** start Given information **

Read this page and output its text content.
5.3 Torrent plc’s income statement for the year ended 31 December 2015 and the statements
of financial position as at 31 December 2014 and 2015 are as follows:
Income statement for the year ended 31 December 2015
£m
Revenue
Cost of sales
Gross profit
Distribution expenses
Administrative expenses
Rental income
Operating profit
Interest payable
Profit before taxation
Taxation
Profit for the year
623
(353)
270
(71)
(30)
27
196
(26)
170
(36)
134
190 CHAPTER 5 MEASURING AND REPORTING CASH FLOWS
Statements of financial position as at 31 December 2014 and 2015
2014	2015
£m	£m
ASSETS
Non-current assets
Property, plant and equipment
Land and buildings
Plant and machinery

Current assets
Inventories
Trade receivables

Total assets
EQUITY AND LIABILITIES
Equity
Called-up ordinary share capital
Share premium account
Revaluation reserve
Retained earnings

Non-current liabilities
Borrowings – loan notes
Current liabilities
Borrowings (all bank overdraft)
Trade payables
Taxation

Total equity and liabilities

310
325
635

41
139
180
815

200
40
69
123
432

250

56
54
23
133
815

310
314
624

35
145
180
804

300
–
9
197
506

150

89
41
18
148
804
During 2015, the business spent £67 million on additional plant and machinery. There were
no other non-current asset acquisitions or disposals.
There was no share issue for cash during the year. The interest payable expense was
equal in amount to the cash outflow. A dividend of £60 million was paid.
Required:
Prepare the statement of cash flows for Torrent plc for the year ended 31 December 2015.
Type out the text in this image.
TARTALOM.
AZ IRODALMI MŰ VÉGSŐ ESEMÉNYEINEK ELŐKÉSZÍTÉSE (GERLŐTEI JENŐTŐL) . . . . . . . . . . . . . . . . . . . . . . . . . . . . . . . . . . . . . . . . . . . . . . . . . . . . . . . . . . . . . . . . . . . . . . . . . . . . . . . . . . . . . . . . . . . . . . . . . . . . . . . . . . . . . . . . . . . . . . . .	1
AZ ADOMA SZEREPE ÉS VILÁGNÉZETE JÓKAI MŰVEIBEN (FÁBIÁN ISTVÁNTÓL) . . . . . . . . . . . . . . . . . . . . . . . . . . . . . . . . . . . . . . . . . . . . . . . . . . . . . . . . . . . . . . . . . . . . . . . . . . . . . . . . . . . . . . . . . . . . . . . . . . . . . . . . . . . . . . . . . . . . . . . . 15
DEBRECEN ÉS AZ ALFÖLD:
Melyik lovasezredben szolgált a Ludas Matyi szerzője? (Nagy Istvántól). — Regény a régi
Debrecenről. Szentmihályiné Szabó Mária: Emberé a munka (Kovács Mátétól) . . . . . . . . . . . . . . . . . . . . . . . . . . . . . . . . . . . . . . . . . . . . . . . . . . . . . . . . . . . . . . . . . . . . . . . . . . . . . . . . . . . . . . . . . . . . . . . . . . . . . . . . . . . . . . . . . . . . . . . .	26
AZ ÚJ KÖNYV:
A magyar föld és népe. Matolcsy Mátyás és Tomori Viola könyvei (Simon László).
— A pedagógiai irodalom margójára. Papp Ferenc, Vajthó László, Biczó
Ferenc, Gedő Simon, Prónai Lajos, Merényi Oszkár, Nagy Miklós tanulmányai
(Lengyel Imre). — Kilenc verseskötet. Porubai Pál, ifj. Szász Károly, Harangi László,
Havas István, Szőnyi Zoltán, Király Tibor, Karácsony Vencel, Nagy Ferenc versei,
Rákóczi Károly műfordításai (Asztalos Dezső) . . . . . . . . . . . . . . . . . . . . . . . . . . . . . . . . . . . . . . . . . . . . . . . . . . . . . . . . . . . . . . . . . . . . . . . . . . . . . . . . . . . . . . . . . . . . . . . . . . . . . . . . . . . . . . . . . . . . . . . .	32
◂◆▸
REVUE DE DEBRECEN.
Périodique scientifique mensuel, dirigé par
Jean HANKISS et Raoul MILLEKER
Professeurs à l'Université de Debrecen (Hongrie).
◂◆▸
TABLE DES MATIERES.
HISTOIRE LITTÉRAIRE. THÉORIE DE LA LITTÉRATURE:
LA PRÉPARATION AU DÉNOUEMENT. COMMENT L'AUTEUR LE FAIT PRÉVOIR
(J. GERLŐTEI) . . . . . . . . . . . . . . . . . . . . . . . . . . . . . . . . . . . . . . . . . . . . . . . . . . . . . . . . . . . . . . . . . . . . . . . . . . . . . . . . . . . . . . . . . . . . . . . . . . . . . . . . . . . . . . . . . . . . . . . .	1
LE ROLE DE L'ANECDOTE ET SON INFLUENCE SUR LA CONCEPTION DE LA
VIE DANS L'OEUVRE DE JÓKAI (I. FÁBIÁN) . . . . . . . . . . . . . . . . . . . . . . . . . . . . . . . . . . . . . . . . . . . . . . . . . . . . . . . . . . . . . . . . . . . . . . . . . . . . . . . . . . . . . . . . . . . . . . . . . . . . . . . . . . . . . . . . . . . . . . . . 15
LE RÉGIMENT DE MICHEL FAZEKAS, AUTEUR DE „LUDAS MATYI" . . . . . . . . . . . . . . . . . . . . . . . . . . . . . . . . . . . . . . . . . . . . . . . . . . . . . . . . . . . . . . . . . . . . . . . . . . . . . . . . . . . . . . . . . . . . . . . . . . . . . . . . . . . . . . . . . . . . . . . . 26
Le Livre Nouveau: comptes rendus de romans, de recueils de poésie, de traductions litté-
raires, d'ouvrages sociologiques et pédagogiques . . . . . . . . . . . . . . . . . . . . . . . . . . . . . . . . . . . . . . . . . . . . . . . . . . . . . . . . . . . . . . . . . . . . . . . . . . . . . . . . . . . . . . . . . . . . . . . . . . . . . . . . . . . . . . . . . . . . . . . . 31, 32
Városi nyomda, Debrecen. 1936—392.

** end Given information **

Generate an exact reproduction of all entries.

Read this page and output its text content.
5.3 Torrent plc’s income statement for the year ended 31 December 2015 and the statements
of financial position as at 31 December 2014 and 2015 are as follows:
Income statement for the year ended 31 December 2015
£m
Revenue
Cost of sales
Gross profit
Distribution expenses
Administrative expenses
Rental income
Operating profit
Interest payable
Profit before taxation
Taxation
Profit for the year
623
(353)
270
(71)
(30)
27
196
(26)
170
(36)
134
190 CHAPTER 5 MEASURING AND REPORTING CASH FLOWS
Statements of financial position as at 31 December 2014 and 2015
2014	2015
£m	£m
ASSETS
Non-current assets
Property, plant and equipment
Land and buildings
Plant and machinery

Current assets
Inventories
Trade receivables

Total assets
EQUITY AND LIABILITIES
Equity
Called-up ordinary share capital
Share premium account
Revaluation reserve
Retained earnings

Non-current liabilities
Borrowings – loan notes
Current liabilities
Borrowings (all bank overdraft)
Trade payables
Taxation

Total equity and liabilities

310
325
635

41
139
180
815

200
40
69
123
432

250

56
54
23
133
815

310
314
624

35
145
180
804

300
–
9
197
506

150

89
41
18
148
804
During 2015, the business spent £67 million on additional plant and machinery. There were
no other non-current asset acquisitions or disposals.
There was no share issue for cash during the year. The interest payable expense was
equal in amount to the cash outflow. A dividend of £60 million was paid.
Required:
Prepare the statement of cash flows for Torrent plc for the year ended 31 December 2015.
Type out the text in this image.
TARTALOM.
AZ IRODALMI MŰ VÉGSŐ ESEMÉNYEINEK ELŐKÉSZÍTÉSE (GERLŐTEI JENŐTŐL) . . . . . . . . . . . . . . . . . . . . . . . . . . . . . . . . . . . . . . . . . . . . . . . . . . . . . . . . . . . . . . . . . . . . . . . . . . . . . . . . . . . . . . . . . . . . . . . . . . . . . . . . . . . . . . . . . . . . . . . .	1
AZ ADOMA SZEREPE ÉS VILÁGNÉZETE JÓKAI MŰVEIBEN (FÁBIÁN ISTVÁNTÓL) . . . . . . . . . . . . . . . . . . . . . . . . . . . . . . . . . . . . . . . . . . . . . . . . . . . . . . . . . . . . . . . . . . . . . . . . . . . . . . . . . . . . . . . . . . . . . . . . . . . . . . . . . . . . . . . . . . . . . . . . 15
DEBRECEN ÉS AZ ALFÖLD:
Melyik lovasezredben szolgált a Ludas Matyi szerzője? (Nagy Istvántól). — Regény a régi
Debrecenről. Szentmihályiné Szabó Mária: Emberé a munka (Kovács Mátétól) . . . . . . . . . . . . . . . . . . . . . . . . . . . . . . . . . . . . . . . . . . . . . . . . . . . . . . . . . . . . . . . . . . . . . . . . . . . . . . . . . . . . . . . . . . . . . . . . . . . . . . . . . . . . . . . . . . . . . . . .	26
AZ ÚJ KÖNYV:
A magyar föld és népe. Matolcsy Mátyás és Tomori Viola könyvei (Simon László).
— A pedagógiai irodalom margójára. Papp Ferenc, Vajthó László, Biczó
Ferenc, Gedő Simon, Prónai Lajos, Merényi Oszkár, Nagy Miklós tanulmányai
(Lengyel Imre). — Kilenc verseskötet. Porubai Pál, ifj. Szász Károly, Harangi László,
Havas István, Szőnyi Zoltán, Király Tibor, Karácsony Vencel, Nagy Ferenc versei,
Rákóczi Károly műfordításai (Asztalos Dezső) . . . . . . . . . . . . . . . . . . . . . . . . . . . . . . . . . . . . . . . . . . . . . . . . . . . . . . . . . . . . . . . . . . . . . . . . . . . . . . . . . . . . . . . . . . . . . . . . . . . . . . . . . . . . . . . . . . . . . . . .	32
◂◆▸
REVUE DE DEBRECEN.
Périodique scientifique mensuel, dirigé par
Jean HANKISS et Raoul MILLEKER
Professeurs à l'Université de Debrecen (Hongrie).
◂◆▸
TABLE DES MATIERES.
HISTOIRE LITTÉRAIRE. THÉORIE DE LA LITTÉRATURE:
LA PRÉPARATION AU DÉNOUEMENT. COMMENT L'AUTEUR LE FAIT PRÉVOIR
(J. GERLŐTEI) . . . . . . . . . . . . . . . . . . . . . . . . . . . . . . . . . . . . . . . . . . . . . . . . . . . . . . . . . . . . . . . . . . . . . . . . . . . . . . . . . . . . . . . . . . . . . . . . . . . . . . . . . . . . . . . . . . . . . . . .	1
LE ROLE DE L'ANECDOTE ET SON INFLUENCE SUR LA CONCEPTION DE LA
VIE DANS L'OEUVRE DE JÓKAI (I. FÁBIÁN) . . . . . . . . . . . . . . . . . . . . . . . . . . . . . . . . . . . . . . . . . . . . . . . . . . . . . . . . . . . . . . . . . . . . . . . . . . . . . . . . . . . . . . . . . . . . . . . . . . . . . . . . . . . . . . . . . . . . . . . . 15
LE RÉGIMENT DE MICHEL FAZEKAS, AUTEUR DE „LUDAS MATYI" . . . . . . . . . . . . . . . . . . . . . . . . . . . . . . . . . . . . . . . . . . . . . . . . . . . . . . . . . . . . . . . . . . . . . . . . . . . . . . . . . . . . . . . . . . . . . . . . . . . . . . . . . . . . . . . . . . . . . . . . 26
Le Livre Nouveau: comptes rendus de romans, de recueils de poésie, de traductions litté-
raires, d'ouvrages sociologiques et pédagogiques . . . . . . . . . . . . . . . . . . . . . . . . . . . . . . . . . . . . . . . . . . . . . . . . . . . . . . . . . . . . . . . . . . . . . . . . . . . . . . . . . . . . . . . . . . . . . . . . . . . . . . . . . . . . . . . . . . . . . . . . 31, 32
Városi nyomda, Debrecen. 1936—392.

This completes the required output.